Task directions: Collect each line of the records containing the string "JSON".

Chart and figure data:
- - - - -

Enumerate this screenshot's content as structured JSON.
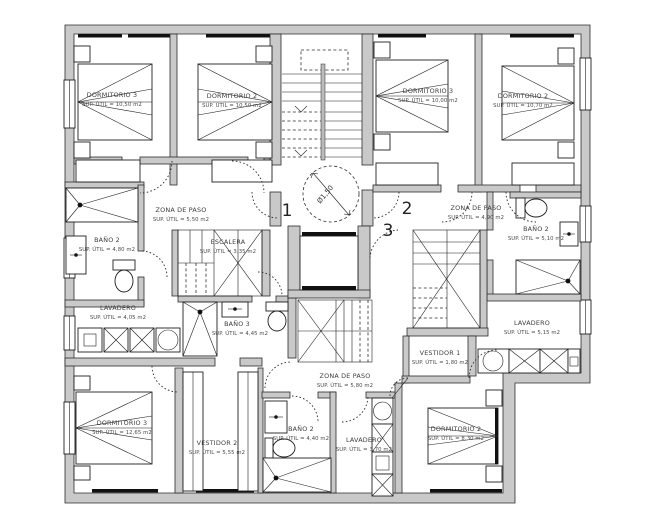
{
  "plan": {
    "turning_circle_label": "Ø1,50",
    "door_numbers": {
      "one": "1",
      "two": "2",
      "three": "3"
    },
    "wall_color": "#c9c9c9",
    "line_color": "#1f1f1f",
    "rooms": [
      {
        "name": "DORMITORIO 3",
        "area": "SUP. ÚTIL = 10,50 m2"
      },
      {
        "name": "DORMITORIO 2",
        "area": "SUP. ÚTIL = 10,50 m2"
      },
      {
        "name": "DORMITORIO 3",
        "area": "SUP. ÚTIL = 10,00 m2"
      },
      {
        "name": "DORMITORIO 2",
        "area": "SUP. ÚTIL = 10,70 m2"
      },
      {
        "name": "ZONA DE PASO",
        "area": "SUP. ÚTIL = 5,50 m2"
      },
      {
        "name": "ESCALERA",
        "area": "SUP. ÚTIL = 3,35 m2"
      },
      {
        "name": "BAÑO 2",
        "area": "SUP. ÚTIL = 4,80 m2"
      },
      {
        "name": "LAVADERO",
        "area": "SUP. ÚTIL = 4,05 m2"
      },
      {
        "name": "BAÑO 3",
        "area": "SUP. ÚTIL = 4,45 m2"
      },
      {
        "name": "ZONA DE PASO",
        "area": "SUP. ÚTIL = 4,90 m2"
      },
      {
        "name": "BAÑO 2",
        "area": "SUP. ÚTIL = 5,10 m2"
      },
      {
        "name": "LAVADERO",
        "area": "SUP. ÚTIL = 5,15 m2"
      },
      {
        "name": "VESTIDOR 1",
        "area": "SUP. ÚTIL = 1,80 m2"
      },
      {
        "name": "ZONA DE PASO",
        "area": "SUP. ÚTIL = 5,80 m2"
      },
      {
        "name": "DORMITORIO 3",
        "area": "SUP. ÚTIL = 12,65 m2"
      },
      {
        "name": "VESTIDOR 2",
        "area": "SUP. ÚTIL = 5,55 m2"
      },
      {
        "name": "BAÑO 2",
        "area": "SUP. ÚTIL = 4,40 m2"
      },
      {
        "name": "LAVADERO",
        "area": "SUP. ÚTIL = 3,70 m2"
      },
      {
        "name": "DORMITORIO 2",
        "area": "SUP. ÚTIL = 8,30 m2"
      }
    ]
  }
}
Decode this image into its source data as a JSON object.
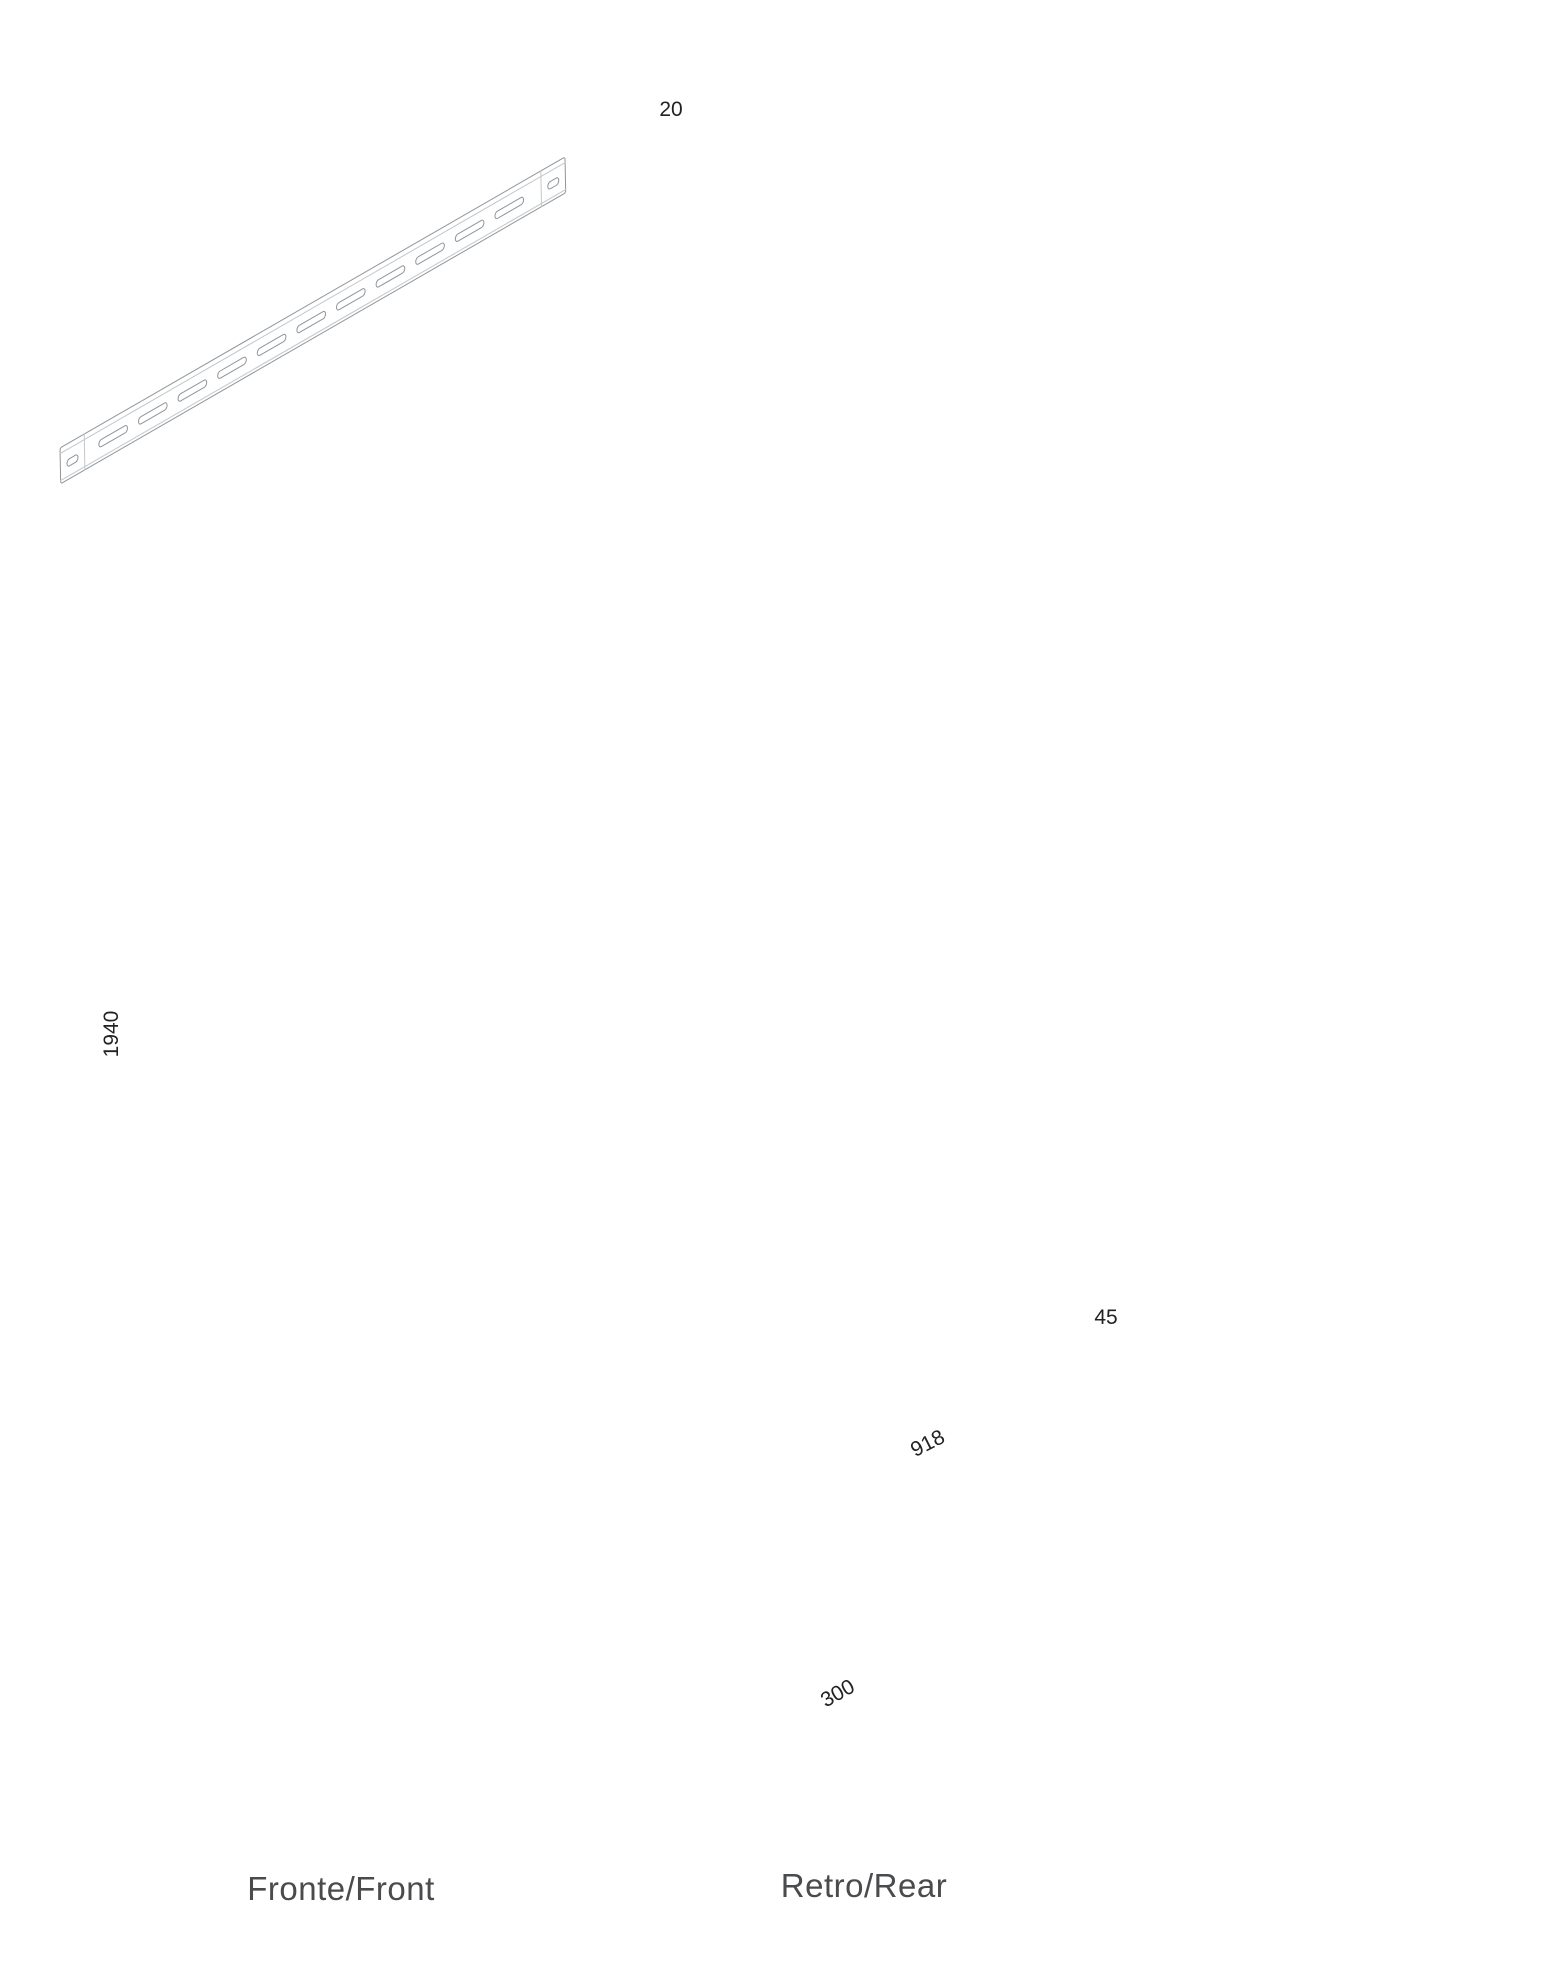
{
  "labels": {
    "front_caption": "Fronte/Front",
    "rear_caption": "Retro/Rear"
  },
  "dimensions": {
    "panel_height": "1940",
    "flange_depth": "20",
    "rail_height": "45",
    "rail_length": "918",
    "panel_width": "300"
  },
  "colors": {
    "line": "#8e959b",
    "light": "#c3c7ca",
    "ghost": "#ccd0d3",
    "dim": "#b2b6ba",
    "arrow": "#9b9b9b",
    "text": "#212224",
    "label": "#4a4b4d",
    "background": "#ffffff"
  }
}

- - - - -

Solution to the problem:
Enumerate this screenshot's content as structured JSON.
Decode this image into its source data as a JSON object.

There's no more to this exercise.